:: GEGEVEN PASSAGE ::

Alle “hete hangijzers” komen aan bod: anticonceptie, abortus, ongehuwd samenwonen, homoseksualiteit (inclusief “homohuwelijk”), “reageerbuisbaby’s” enz. Maar ook vragn van meer pastorale aard komen aan de orde: zoals die naar de begeleiding van tienermoeders of één-oudergezinnen, kerkelijke huwelijken voor ongelovigen of niet-praktiserende katholieken, gemengde huwelijken, de doorgifte van het geloof aan kinderen die bij homoseksuele stellen opgroeien, enz.
Het beloven dus twee hevige maar interessante weken te worden: in Rome, binnen theologische faculteiten, seminaries en andere opleidingscentra, binnen de muren van bisschopshuizen en -paleizen, aan de koffietafels van gewone pastorieën, in de meest uiteenlopende katholieke wandelgangen.
Ook de pers zal zich niet onbetuigd laten. Kranten, televisie, radio en internet gaan uitgebreid aandacht besteden aan deze synode, al was het alleen maar omdat het over thema’s gaat waarop journalisten en andere opiniemakers, sinds de publicatie van de encycliek Humanae Vitae (“over het menselijk leven en geboorteregeling”) in 1967 door Paus Paulus VI, zo graag op willen focussen.
Eén ding is zeker: door deze moeilijke theologische en pastorale thema’s op de agenda te zetten, laat paus Franciscus zien dat hij niet bang is: niet bang voor de publieke opinie, niet bang voor een open dialoog binnen de Kerk, en niet bang om te zijner tijd beslissingen te nemen. Want de synode doet aanbevelingen en de paus beslist.
Sterker: paus Franciscus heeft over een jaar een nieuwe synode gepland, dit keer een gewone (of algemene) synode, over hetzelfde thema. Het wordt dus een heel jaar discussie en dialoog op alle niveau’s van het rooms-katholieke kerkelijk leven. Al met al gaat de rooms-katholieke Kerk een spannend jaar tegemoet.

:::
:: OPGESLAGEN RIJEN ::

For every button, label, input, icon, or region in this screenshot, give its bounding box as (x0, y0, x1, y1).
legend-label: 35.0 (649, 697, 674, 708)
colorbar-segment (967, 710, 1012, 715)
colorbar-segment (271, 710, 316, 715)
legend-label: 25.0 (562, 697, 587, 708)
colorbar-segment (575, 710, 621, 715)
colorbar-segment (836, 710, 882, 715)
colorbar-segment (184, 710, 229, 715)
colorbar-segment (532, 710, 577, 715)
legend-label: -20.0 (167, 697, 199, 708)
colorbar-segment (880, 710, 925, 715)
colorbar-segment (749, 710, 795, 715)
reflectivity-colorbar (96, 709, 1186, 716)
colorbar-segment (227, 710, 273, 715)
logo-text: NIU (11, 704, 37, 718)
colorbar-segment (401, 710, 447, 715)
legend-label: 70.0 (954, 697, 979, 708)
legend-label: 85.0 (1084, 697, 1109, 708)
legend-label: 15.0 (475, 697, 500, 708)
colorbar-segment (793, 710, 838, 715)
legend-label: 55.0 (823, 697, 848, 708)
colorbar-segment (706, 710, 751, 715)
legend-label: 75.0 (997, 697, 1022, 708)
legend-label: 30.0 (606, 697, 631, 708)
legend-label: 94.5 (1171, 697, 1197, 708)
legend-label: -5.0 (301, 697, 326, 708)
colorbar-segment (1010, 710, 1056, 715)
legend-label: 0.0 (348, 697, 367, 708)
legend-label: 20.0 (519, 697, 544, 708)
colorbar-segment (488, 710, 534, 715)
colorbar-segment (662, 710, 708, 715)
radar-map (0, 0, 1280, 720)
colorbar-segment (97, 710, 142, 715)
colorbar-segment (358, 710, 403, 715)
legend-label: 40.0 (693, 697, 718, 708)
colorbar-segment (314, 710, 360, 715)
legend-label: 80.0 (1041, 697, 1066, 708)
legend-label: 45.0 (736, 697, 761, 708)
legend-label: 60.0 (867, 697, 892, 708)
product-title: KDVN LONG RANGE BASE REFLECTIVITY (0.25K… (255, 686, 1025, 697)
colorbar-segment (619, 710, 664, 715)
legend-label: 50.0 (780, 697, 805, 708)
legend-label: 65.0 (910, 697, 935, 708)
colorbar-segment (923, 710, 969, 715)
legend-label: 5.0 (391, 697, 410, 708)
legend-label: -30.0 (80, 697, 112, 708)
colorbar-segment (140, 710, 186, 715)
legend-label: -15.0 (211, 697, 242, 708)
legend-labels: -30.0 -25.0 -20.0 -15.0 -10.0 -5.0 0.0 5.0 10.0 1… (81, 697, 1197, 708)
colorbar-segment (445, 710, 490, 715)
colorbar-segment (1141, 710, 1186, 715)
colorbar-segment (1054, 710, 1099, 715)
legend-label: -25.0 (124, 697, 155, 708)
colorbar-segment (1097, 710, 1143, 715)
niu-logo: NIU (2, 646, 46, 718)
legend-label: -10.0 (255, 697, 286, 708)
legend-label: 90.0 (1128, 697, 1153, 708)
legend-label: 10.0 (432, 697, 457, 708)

:::

DE OPDRACHT
Schrijf de tekst over de synode volledig en woord voor woord over. De items spelen hierbij geen rol.

UITGEWERKTE OPDRACHT
Alle “hete hangijzers” komen aan bod: anticonceptie, abortus, ongehuwd samenwonen, homoseksualiteit (inclusief “homohuwelijk”), “reageerbuisbaby’s” enz. Maar ook vragn van meer pastorale aard komen aan de orde: zoals die naar de begeleiding van tienermoeders of één-oudergezinnen, kerkelijke huwelijken voor ongelovigen of niet-praktiserende katholieken, gemengde huwelijken, de doorgifte van het geloof aan kinderen die bij homoseksuele stellen opgroeien, enz.
Het beloven dus twee hevige maar interessante weken te worden: in Rome, binnen theologische faculteiten, seminaries en andere opleidingscentra, binnen de muren van bisschopshuizen en -paleizen, aan de koffietafels van gewone pastorieën, in de meest uiteenlopende katholieke wandelgangen.
Ook de pers zal zich niet onbetuigd laten. Kranten, televisie, radio en internet gaan uitgebreid aandacht besteden aan deze synode, al was het alleen maar omdat het over thema’s gaat waarop journalisten en andere opiniemakers, sinds de publicatie van de encycliek Humanae Vitae (“over het menselijk leven en geboorteregeling”) in 1967 door Paus Paulus VI, zo graag op willen focussen.
Eén ding is zeker: door deze moeilijke theologische en pastorale thema’s op de agenda te zetten, laat paus Franciscus zien dat hij niet bang is: niet bang voor de publieke opinie, niet bang voor een open dialoog binnen de Kerk, en niet bang om te zijner tijd beslissingen te nemen. Want de synode doet aanbevelingen en de paus beslist.
Sterker: paus Franciscus heeft over een jaar een nieuwe synode gepland, dit keer een gewone (of algemene) synode, over hetzelfde thema. Het wordt dus een heel jaar discussie en dialoog op alle niveau’s van het rooms-katholieke kerkelijk leven. Al met al gaat de rooms-katholieke Kerk een spannend jaar tegemoet.